Entries from a dataset
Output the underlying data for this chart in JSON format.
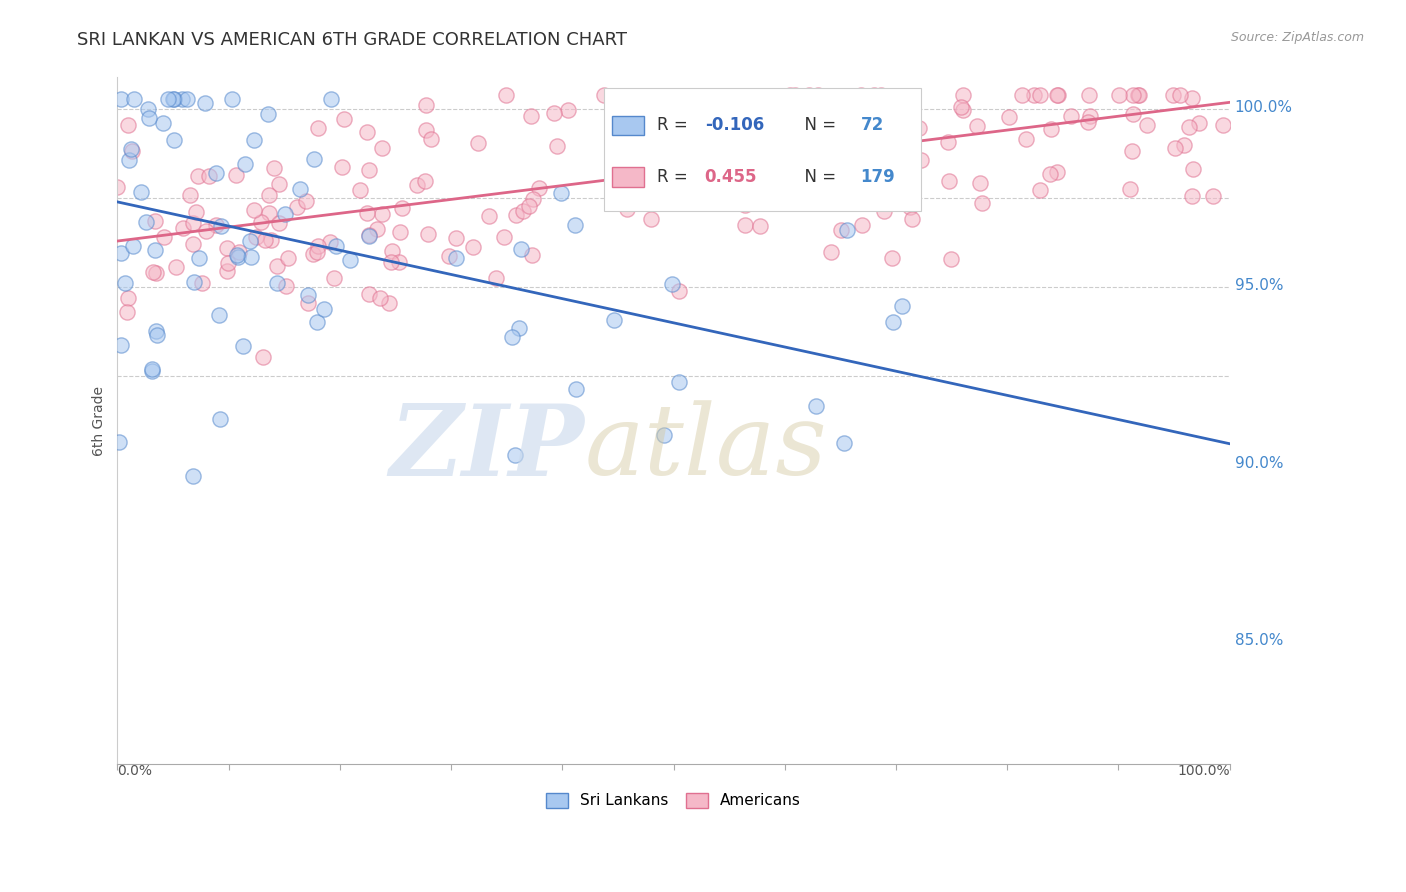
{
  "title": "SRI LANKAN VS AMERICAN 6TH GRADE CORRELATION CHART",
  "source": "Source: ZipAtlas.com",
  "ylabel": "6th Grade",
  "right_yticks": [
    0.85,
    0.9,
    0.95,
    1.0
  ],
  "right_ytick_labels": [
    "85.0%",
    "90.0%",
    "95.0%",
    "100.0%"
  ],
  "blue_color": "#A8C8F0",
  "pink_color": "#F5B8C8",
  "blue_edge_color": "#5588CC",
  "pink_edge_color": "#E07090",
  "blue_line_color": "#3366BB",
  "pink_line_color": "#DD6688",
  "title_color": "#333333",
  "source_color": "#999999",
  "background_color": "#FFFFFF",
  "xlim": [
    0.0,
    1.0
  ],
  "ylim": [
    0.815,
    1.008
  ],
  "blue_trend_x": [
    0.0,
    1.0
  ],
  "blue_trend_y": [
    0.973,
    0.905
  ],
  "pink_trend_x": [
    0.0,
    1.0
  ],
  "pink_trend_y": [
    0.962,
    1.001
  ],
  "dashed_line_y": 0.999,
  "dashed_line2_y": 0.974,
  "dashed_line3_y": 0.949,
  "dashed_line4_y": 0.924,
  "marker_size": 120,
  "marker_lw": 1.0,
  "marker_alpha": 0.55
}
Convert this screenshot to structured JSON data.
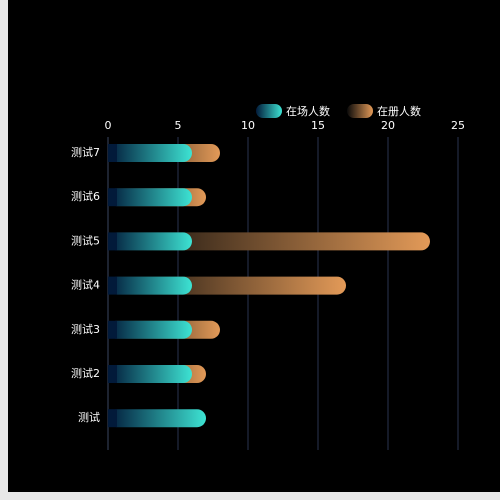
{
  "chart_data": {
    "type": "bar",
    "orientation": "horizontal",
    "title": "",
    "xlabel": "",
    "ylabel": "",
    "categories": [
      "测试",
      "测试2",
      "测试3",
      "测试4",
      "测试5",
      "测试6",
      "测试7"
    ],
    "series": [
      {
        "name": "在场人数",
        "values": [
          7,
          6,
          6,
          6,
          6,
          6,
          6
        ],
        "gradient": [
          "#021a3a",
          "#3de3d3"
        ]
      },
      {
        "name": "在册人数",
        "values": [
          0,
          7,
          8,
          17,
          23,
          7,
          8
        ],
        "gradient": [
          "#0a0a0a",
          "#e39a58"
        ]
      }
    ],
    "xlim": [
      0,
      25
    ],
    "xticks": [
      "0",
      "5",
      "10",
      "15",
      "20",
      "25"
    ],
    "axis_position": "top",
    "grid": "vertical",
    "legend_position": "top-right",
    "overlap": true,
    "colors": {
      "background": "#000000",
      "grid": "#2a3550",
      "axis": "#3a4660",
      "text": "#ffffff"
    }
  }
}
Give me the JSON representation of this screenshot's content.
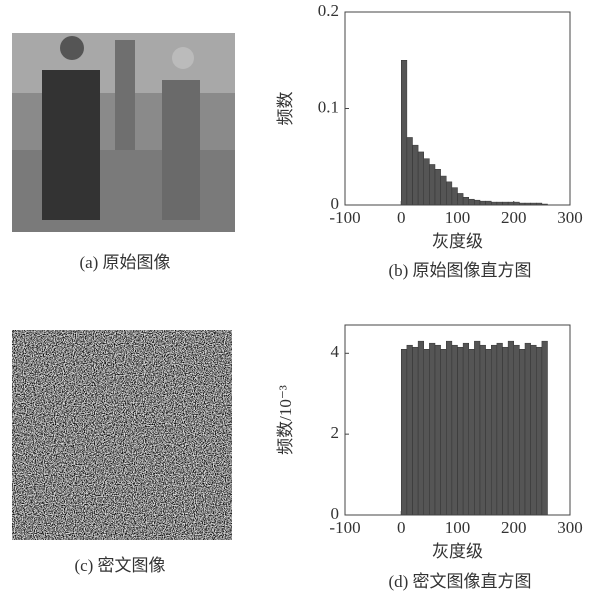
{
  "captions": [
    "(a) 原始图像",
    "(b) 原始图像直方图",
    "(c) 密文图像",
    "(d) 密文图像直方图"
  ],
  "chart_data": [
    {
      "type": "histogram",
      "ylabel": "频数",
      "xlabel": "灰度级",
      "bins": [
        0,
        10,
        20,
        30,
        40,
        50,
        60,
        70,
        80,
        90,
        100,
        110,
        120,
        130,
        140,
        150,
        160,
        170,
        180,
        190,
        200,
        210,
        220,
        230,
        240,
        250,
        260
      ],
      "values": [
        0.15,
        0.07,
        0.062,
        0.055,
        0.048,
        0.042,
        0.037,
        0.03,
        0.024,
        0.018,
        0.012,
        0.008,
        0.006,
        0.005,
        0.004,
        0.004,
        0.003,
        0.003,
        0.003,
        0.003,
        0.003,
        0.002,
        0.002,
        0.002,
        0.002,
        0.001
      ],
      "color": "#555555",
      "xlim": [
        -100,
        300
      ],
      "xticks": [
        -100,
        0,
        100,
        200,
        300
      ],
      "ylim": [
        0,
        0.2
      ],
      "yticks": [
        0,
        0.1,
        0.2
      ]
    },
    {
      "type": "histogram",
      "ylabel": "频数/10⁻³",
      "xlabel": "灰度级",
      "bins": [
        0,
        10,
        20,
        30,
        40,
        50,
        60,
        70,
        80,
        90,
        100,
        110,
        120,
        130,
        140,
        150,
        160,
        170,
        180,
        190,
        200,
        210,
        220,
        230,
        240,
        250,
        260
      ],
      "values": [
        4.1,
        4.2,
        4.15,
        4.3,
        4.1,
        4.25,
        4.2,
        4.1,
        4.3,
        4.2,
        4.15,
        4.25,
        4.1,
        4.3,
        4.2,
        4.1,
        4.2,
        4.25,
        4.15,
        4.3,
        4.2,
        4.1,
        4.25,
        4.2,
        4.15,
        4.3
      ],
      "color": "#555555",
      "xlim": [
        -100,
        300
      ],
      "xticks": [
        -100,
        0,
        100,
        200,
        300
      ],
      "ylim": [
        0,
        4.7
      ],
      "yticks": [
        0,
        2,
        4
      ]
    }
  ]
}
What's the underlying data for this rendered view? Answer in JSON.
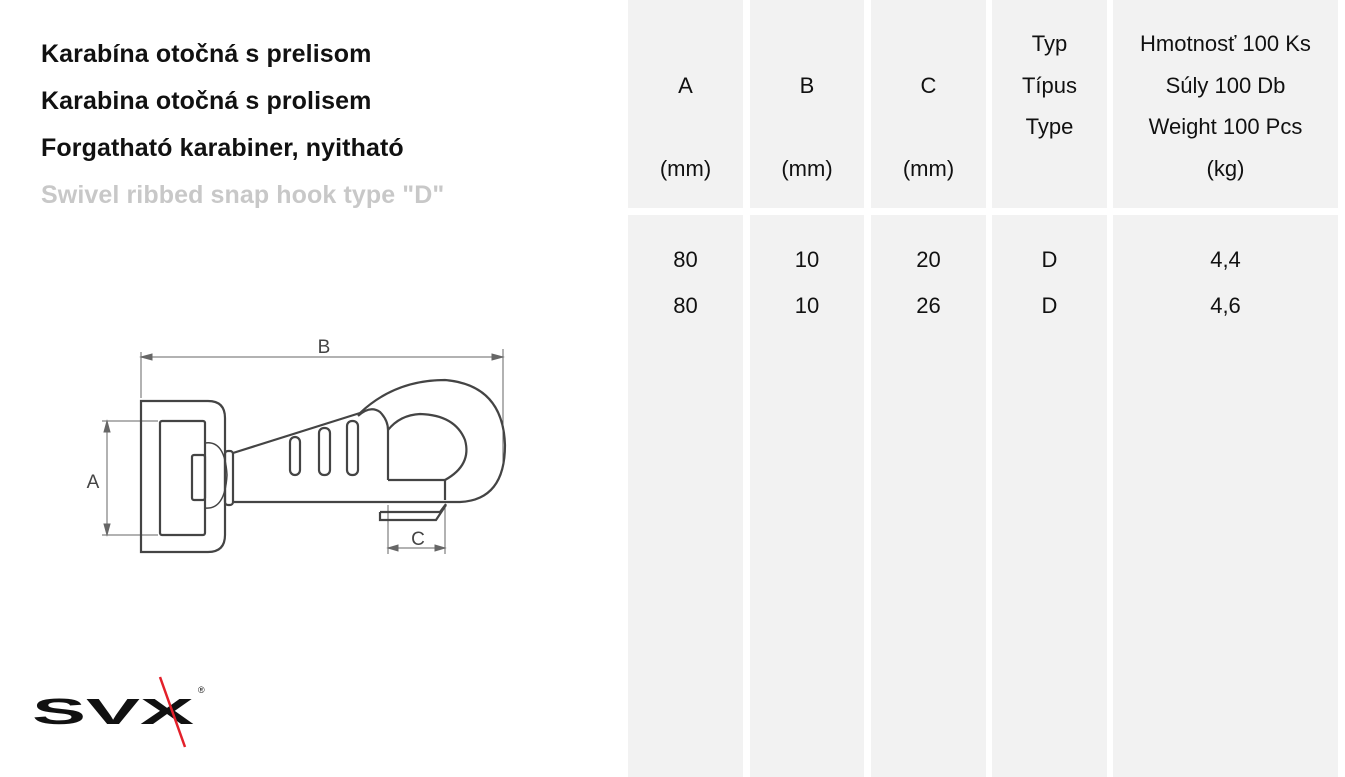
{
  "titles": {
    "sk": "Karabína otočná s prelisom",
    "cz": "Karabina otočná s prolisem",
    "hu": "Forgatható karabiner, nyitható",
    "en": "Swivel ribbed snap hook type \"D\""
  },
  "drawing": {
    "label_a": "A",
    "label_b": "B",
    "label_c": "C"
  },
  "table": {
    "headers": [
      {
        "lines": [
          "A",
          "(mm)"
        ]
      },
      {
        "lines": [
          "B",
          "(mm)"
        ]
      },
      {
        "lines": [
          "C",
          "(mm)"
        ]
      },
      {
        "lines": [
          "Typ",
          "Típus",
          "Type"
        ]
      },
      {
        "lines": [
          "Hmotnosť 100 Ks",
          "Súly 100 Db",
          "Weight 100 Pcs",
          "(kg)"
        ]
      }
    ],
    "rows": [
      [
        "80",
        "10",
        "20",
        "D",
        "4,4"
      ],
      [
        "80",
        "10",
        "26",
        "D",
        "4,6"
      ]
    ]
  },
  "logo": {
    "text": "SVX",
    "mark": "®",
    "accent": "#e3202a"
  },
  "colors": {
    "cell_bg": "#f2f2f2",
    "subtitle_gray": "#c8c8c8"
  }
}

Short problem
Pictures stay out; reproduce every line of the records exactly.

Response
Output the underlying data for this chart in JSON format.
{
  "title": "SRI LANKAN VS AMERICAN 6TH GRADE CORRELATION CHART",
  "source": "Source: ZipAtlas.com",
  "ylabel": "6th Grade",
  "right_yticks": [
    0.85,
    0.9,
    0.95,
    1.0
  ],
  "right_ytick_labels": [
    "85.0%",
    "90.0%",
    "95.0%",
    "100.0%"
  ],
  "blue_color": "#A8C8F0",
  "pink_color": "#F5B8C8",
  "blue_edge_color": "#5588CC",
  "pink_edge_color": "#E07090",
  "blue_line_color": "#3366BB",
  "pink_line_color": "#DD6688",
  "title_color": "#333333",
  "source_color": "#999999",
  "background_color": "#FFFFFF",
  "xlim": [
    0.0,
    1.0
  ],
  "ylim": [
    0.815,
    1.008
  ],
  "blue_trend_x": [
    0.0,
    1.0
  ],
  "blue_trend_y": [
    0.973,
    0.905
  ],
  "pink_trend_x": [
    0.0,
    1.0
  ],
  "pink_trend_y": [
    0.962,
    1.001
  ],
  "dashed_line_y": 0.999,
  "dashed_line2_y": 0.974,
  "dashed_line3_y": 0.949,
  "dashed_line4_y": 0.924,
  "marker_size": 120,
  "marker_lw": 1.0,
  "marker_alpha": 0.55
}
Convert this screenshot to structured JSON data.
{
  "chart_data": {
    "type": "bar",
    "orientation": "horizontal",
    "title": "",
    "xlabel": "",
    "ylabel": "",
    "categories": [
      "测试",
      "测试2",
      "测试3",
      "测试4",
      "测试5",
      "测试6",
      "测试7"
    ],
    "series": [
      {
        "name": "在场人数",
        "values": [
          7,
          6,
          6,
          6,
          6,
          6,
          6
        ],
        "gradient": [
          "#021a3a",
          "#3de3d3"
        ]
      },
      {
        "name": "在册人数",
        "values": [
          0,
          7,
          8,
          17,
          23,
          7,
          8
        ],
        "gradient": [
          "#0a0a0a",
          "#e39a58"
        ]
      }
    ],
    "xlim": [
      0,
      25
    ],
    "xticks": [
      "0",
      "5",
      "10",
      "15",
      "20",
      "25"
    ],
    "axis_position": "top",
    "grid": "vertical",
    "legend_position": "top-right",
    "overlap": true,
    "colors": {
      "background": "#000000",
      "grid": "#2a3550",
      "axis": "#3a4660",
      "text": "#ffffff"
    }
  }
}
Give me the JSON representation of this screenshot's content.
{
  "captions": [
    "(a) 原始图像",
    "(b) 原始图像直方图",
    "(c) 密文图像",
    "(d) 密文图像直方图"
  ],
  "chart_data": [
    {
      "type": "histogram",
      "ylabel": "频数",
      "xlabel": "灰度级",
      "bins": [
        0,
        10,
        20,
        30,
        40,
        50,
        60,
        70,
        80,
        90,
        100,
        110,
        120,
        130,
        140,
        150,
        160,
        170,
        180,
        190,
        200,
        210,
        220,
        230,
        240,
        250,
        260
      ],
      "values": [
        0.15,
        0.07,
        0.062,
        0.055,
        0.048,
        0.042,
        0.037,
        0.03,
        0.024,
        0.018,
        0.012,
        0.008,
        0.006,
        0.005,
        0.004,
        0.004,
        0.003,
        0.003,
        0.003,
        0.003,
        0.003,
        0.002,
        0.002,
        0.002,
        0.002,
        0.001
      ],
      "color": "#555555",
      "xlim": [
        -100,
        300
      ],
      "xticks": [
        -100,
        0,
        100,
        200,
        300
      ],
      "ylim": [
        0,
        0.2
      ],
      "yticks": [
        0,
        0.1,
        0.2
      ]
    },
    {
      "type": "histogram",
      "ylabel": "频数/10⁻³",
      "xlabel": "灰度级",
      "bins": [
        0,
        10,
        20,
        30,
        40,
        50,
        60,
        70,
        80,
        90,
        100,
        110,
        120,
        130,
        140,
        150,
        160,
        170,
        180,
        190,
        200,
        210,
        220,
        230,
        240,
        250,
        260
      ],
      "values": [
        4.1,
        4.2,
        4.15,
        4.3,
        4.1,
        4.25,
        4.2,
        4.1,
        4.3,
        4.2,
        4.15,
        4.25,
        4.1,
        4.3,
        4.2,
        4.1,
        4.2,
        4.25,
        4.15,
        4.3,
        4.2,
        4.1,
        4.25,
        4.2,
        4.15,
        4.3
      ],
      "color": "#555555",
      "xlim": [
        -100,
        300
      ],
      "xticks": [
        -100,
        0,
        100,
        200,
        300
      ],
      "ylim": [
        0,
        4.7
      ],
      "yticks": [
        0,
        2,
        4
      ]
    }
  ]
}
What's the underlying data for this rendered view? Answer in JSON.
{
  "titles": {
    "sk": "Karabína otočná s prelisom",
    "cz": "Karabina otočná s prolisem",
    "hu": "Forgatható karabiner, nyitható",
    "en": "Swivel ribbed snap hook type \"D\""
  },
  "drawing": {
    "label_a": "A",
    "label_b": "B",
    "label_c": "C"
  },
  "table": {
    "headers": [
      {
        "lines": [
          "A",
          "(mm)"
        ]
      },
      {
        "lines": [
          "B",
          "(mm)"
        ]
      },
      {
        "lines": [
          "C",
          "(mm)"
        ]
      },
      {
        "lines": [
          "Typ",
          "Típus",
          "Type"
        ]
      },
      {
        "lines": [
          "Hmotnosť 100 Ks",
          "Súly 100 Db",
          "Weight 100 Pcs",
          "(kg)"
        ]
      }
    ],
    "rows": [
      [
        "80",
        "10",
        "20",
        "D",
        "4,4"
      ],
      [
        "80",
        "10",
        "26",
        "D",
        "4,6"
      ]
    ]
  },
  "logo": {
    "text": "SVX",
    "mark": "®",
    "accent": "#e3202a"
  },
  "colors": {
    "cell_bg": "#f2f2f2",
    "subtitle_gray": "#c8c8c8"
  }
}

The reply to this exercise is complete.